:: Work required ::
Every line below must be reproduced exactly. Copy them all.

:: Input rows ::
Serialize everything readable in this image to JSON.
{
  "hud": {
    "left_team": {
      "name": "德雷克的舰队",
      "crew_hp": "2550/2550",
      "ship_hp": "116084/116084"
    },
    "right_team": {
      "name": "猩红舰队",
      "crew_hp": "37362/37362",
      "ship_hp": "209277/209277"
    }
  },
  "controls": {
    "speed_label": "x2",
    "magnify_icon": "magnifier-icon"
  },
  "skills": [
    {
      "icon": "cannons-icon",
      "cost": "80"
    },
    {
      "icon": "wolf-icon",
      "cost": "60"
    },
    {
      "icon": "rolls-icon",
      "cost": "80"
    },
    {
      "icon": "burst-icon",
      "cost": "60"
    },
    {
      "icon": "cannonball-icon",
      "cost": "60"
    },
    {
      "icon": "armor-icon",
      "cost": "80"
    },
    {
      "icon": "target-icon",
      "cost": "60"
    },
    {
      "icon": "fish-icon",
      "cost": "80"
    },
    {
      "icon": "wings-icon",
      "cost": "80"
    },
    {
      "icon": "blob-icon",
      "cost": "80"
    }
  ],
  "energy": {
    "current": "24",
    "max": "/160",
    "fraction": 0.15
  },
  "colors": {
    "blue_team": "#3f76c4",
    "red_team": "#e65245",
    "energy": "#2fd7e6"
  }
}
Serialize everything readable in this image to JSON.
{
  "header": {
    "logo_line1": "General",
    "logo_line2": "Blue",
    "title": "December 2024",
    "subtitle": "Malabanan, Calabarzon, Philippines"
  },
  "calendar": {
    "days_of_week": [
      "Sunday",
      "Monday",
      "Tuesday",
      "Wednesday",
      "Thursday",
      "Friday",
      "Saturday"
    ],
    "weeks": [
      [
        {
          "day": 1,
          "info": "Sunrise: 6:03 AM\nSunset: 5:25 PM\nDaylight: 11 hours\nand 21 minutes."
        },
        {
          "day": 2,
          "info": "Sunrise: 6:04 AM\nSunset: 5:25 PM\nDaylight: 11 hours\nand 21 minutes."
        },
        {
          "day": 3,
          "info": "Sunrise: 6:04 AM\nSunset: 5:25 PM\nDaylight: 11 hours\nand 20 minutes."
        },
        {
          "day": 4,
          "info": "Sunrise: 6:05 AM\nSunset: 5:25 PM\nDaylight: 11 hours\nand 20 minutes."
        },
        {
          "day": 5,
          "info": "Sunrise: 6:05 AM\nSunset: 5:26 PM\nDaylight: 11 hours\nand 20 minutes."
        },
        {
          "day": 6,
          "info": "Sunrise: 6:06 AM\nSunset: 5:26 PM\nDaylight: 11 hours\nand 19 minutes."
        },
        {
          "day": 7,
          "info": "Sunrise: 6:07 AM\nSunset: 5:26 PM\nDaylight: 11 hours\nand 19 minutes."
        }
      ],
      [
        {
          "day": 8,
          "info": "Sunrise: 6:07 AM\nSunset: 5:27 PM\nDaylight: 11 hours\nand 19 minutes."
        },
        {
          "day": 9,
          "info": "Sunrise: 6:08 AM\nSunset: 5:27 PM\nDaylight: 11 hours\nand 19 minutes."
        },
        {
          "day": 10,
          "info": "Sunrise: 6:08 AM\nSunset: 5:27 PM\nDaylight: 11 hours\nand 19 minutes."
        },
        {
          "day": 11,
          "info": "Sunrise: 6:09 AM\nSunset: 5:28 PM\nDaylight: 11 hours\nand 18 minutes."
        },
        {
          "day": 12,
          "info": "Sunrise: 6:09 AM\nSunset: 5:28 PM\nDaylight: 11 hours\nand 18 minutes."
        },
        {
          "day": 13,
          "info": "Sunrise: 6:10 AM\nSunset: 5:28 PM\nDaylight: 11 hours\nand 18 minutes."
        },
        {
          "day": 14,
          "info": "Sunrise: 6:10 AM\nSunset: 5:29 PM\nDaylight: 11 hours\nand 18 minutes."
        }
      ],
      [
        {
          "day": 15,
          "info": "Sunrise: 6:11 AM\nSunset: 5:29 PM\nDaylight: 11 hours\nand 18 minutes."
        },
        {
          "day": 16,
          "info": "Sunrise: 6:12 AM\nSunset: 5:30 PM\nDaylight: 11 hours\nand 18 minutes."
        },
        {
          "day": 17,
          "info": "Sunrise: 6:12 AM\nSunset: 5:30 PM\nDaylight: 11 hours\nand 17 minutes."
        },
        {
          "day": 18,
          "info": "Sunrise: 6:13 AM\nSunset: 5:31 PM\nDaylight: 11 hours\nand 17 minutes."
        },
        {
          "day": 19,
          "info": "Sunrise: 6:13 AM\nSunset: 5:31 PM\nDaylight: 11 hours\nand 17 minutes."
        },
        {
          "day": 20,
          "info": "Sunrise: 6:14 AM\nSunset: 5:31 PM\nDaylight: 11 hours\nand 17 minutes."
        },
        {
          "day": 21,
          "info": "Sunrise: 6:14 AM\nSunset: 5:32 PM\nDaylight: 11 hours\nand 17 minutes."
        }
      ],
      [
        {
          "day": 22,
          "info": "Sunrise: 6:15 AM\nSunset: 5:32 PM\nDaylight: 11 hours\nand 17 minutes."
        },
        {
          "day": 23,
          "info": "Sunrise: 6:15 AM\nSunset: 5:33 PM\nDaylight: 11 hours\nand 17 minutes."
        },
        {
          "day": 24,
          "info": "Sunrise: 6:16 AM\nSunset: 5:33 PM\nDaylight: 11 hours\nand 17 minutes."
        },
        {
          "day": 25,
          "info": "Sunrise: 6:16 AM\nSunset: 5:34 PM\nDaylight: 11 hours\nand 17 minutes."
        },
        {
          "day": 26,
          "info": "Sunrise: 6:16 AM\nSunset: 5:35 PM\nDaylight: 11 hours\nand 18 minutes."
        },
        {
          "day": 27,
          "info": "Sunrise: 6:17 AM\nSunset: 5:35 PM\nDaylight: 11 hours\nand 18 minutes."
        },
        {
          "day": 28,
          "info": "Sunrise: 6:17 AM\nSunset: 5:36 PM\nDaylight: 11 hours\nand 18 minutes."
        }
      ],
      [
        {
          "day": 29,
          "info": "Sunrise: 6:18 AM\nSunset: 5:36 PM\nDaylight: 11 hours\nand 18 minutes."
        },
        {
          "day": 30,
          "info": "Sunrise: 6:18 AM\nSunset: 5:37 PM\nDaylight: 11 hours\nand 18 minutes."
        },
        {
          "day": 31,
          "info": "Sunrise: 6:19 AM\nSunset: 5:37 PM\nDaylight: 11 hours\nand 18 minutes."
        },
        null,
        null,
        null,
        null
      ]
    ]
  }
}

:: Response ::
Serialize everything readable in this image to JSON.
{
  "hud": {
    "left_team": {
      "name": "德雷克的舰队",
      "crew_hp": "2550/2550",
      "ship_hp": "116084/116084"
    },
    "right_team": {
      "name": "猩红舰队",
      "crew_hp": "37362/37362",
      "ship_hp": "209277/209277"
    }
  },
  "controls": {
    "speed_label": "x2",
    "magnify_icon": "magnifier-icon"
  },
  "skills": [
    {
      "icon": "cannons-icon",
      "cost": "80"
    },
    {
      "icon": "wolf-icon",
      "cost": "60"
    },
    {
      "icon": "rolls-icon",
      "cost": "80"
    },
    {
      "icon": "burst-icon",
      "cost": "60"
    },
    {
      "icon": "cannonball-icon",
      "cost": "60"
    },
    {
      "icon": "armor-icon",
      "cost": "80"
    },
    {
      "icon": "target-icon",
      "cost": "60"
    },
    {
      "icon": "fish-icon",
      "cost": "80"
    },
    {
      "icon": "wings-icon",
      "cost": "80"
    },
    {
      "icon": "blob-icon",
      "cost": "80"
    }
  ],
  "energy": {
    "current": "24",
    "max": "/160",
    "fraction": 0.15
  },
  "colors": {
    "blue_team": "#3f76c4",
    "red_team": "#e65245",
    "energy": "#2fd7e6"
  }
}
Serialize everything readable in this image to JSON.
{
  "header": {
    "logo_line1": "General",
    "logo_line2": "Blue",
    "title": "December 2024",
    "subtitle": "Malabanan, Calabarzon, Philippines"
  },
  "calendar": {
    "days_of_week": [
      "Sunday",
      "Monday",
      "Tuesday",
      "Wednesday",
      "Thursday",
      "Friday",
      "Saturday"
    ],
    "weeks": [
      [
        {
          "day": 1,
          "info": "Sunrise: 6:03 AM\nSunset: 5:25 PM\nDaylight: 11 hours\nand 21 minutes."
        },
        {
          "day": 2,
          "info": "Sunrise: 6:04 AM\nSunset: 5:25 PM\nDaylight: 11 hours\nand 21 minutes."
        },
        {
          "day": 3,
          "info": "Sunrise: 6:04 AM\nSunset: 5:25 PM\nDaylight: 11 hours\nand 20 minutes."
        },
        {
          "day": 4,
          "info": "Sunrise: 6:05 AM\nSunset: 5:25 PM\nDaylight: 11 hours\nand 20 minutes."
        },
        {
          "day": 5,
          "info": "Sunrise: 6:05 AM\nSunset: 5:26 PM\nDaylight: 11 hours\nand 20 minutes."
        },
        {
          "day": 6,
          "info": "Sunrise: 6:06 AM\nSunset: 5:26 PM\nDaylight: 11 hours\nand 19 minutes."
        },
        {
          "day": 7,
          "info": "Sunrise: 6:07 AM\nSunset: 5:26 PM\nDaylight: 11 hours\nand 19 minutes."
        }
      ],
      [
        {
          "day": 8,
          "info": "Sunrise: 6:07 AM\nSunset: 5:27 PM\nDaylight: 11 hours\nand 19 minutes."
        },
        {
          "day": 9,
          "info": "Sunrise: 6:08 AM\nSunset: 5:27 PM\nDaylight: 11 hours\nand 19 minutes."
        },
        {
          "day": 10,
          "info": "Sunrise: 6:08 AM\nSunset: 5:27 PM\nDaylight: 11 hours\nand 19 minutes."
        },
        {
          "day": 11,
          "info": "Sunrise: 6:09 AM\nSunset: 5:28 PM\nDaylight: 11 hours\nand 18 minutes."
        },
        {
          "day": 12,
          "info": "Sunrise: 6:09 AM\nSunset: 5:28 PM\nDaylight: 11 hours\nand 18 minutes."
        },
        {
          "day": 13,
          "info": "Sunrise: 6:10 AM\nSunset: 5:28 PM\nDaylight: 11 hours\nand 18 minutes."
        },
        {
          "day": 14,
          "info": "Sunrise: 6:10 AM\nSunset: 5:29 PM\nDaylight: 11 hours\nand 18 minutes."
        }
      ],
      [
        {
          "day": 15,
          "info": "Sunrise: 6:11 AM\nSunset: 5:29 PM\nDaylight: 11 hours\nand 18 minutes."
        },
        {
          "day": 16,
          "info": "Sunrise: 6:12 AM\nSunset: 5:30 PM\nDaylight: 11 hours\nand 18 minutes."
        },
        {
          "day": 17,
          "info": "Sunrise: 6:12 AM\nSunset: 5:30 PM\nDaylight: 11 hours\nand 17 minutes."
        },
        {
          "day": 18,
          "info": "Sunrise: 6:13 AM\nSunset: 5:31 PM\nDaylight: 11 hours\nand 17 minutes."
        },
        {
          "day": 19,
          "info": "Sunrise: 6:13 AM\nSunset: 5:31 PM\nDaylight: 11 hours\nand 17 minutes."
        },
        {
          "day": 20,
          "info": "Sunrise: 6:14 AM\nSunset: 5:31 PM\nDaylight: 11 hours\nand 17 minutes."
        },
        {
          "day": 21,
          "info": "Sunrise: 6:14 AM\nSunset: 5:32 PM\nDaylight: 11 hours\nand 17 minutes."
        }
      ],
      [
        {
          "day": 22,
          "info": "Sunrise: 6:15 AM\nSunset: 5:32 PM\nDaylight: 11 hours\nand 17 minutes."
        },
        {
          "day": 23,
          "info": "Sunrise: 6:15 AM\nSunset: 5:33 PM\nDaylight: 11 hours\nand 17 minutes."
        },
        {
          "day": 24,
          "info": "Sunrise: 6:16 AM\nSunset: 5:33 PM\nDaylight: 11 hours\nand 17 minutes."
        },
        {
          "day": 25,
          "info": "Sunrise: 6:16 AM\nSunset: 5:34 PM\nDaylight: 11 hours\nand 17 minutes."
        },
        {
          "day": 26,
          "info": "Sunrise: 6:16 AM\nSunset: 5:35 PM\nDaylight: 11 hours\nand 18 minutes."
        },
        {
          "day": 27,
          "info": "Sunrise: 6:17 AM\nSunset: 5:35 PM\nDaylight: 11 hours\nand 18 minutes."
        },
        {
          "day": 28,
          "info": "Sunrise: 6:17 AM\nSunset: 5:36 PM\nDaylight: 11 hours\nand 18 minutes."
        }
      ],
      [
        {
          "day": 29,
          "info": "Sunrise: 6:18 AM\nSunset: 5:36 PM\nDaylight: 11 hours\nand 18 minutes."
        },
        {
          "day": 30,
          "info": "Sunrise: 6:18 AM\nSunset: 5:37 PM\nDaylight: 11 hours\nand 18 minutes."
        },
        {
          "day": 31,
          "info": "Sunrise: 6:19 AM\nSunset: 5:37 PM\nDaylight: 11 hours\nand 18 minutes."
        },
        null,
        null,
        null,
        null
      ]
    ]
  }
}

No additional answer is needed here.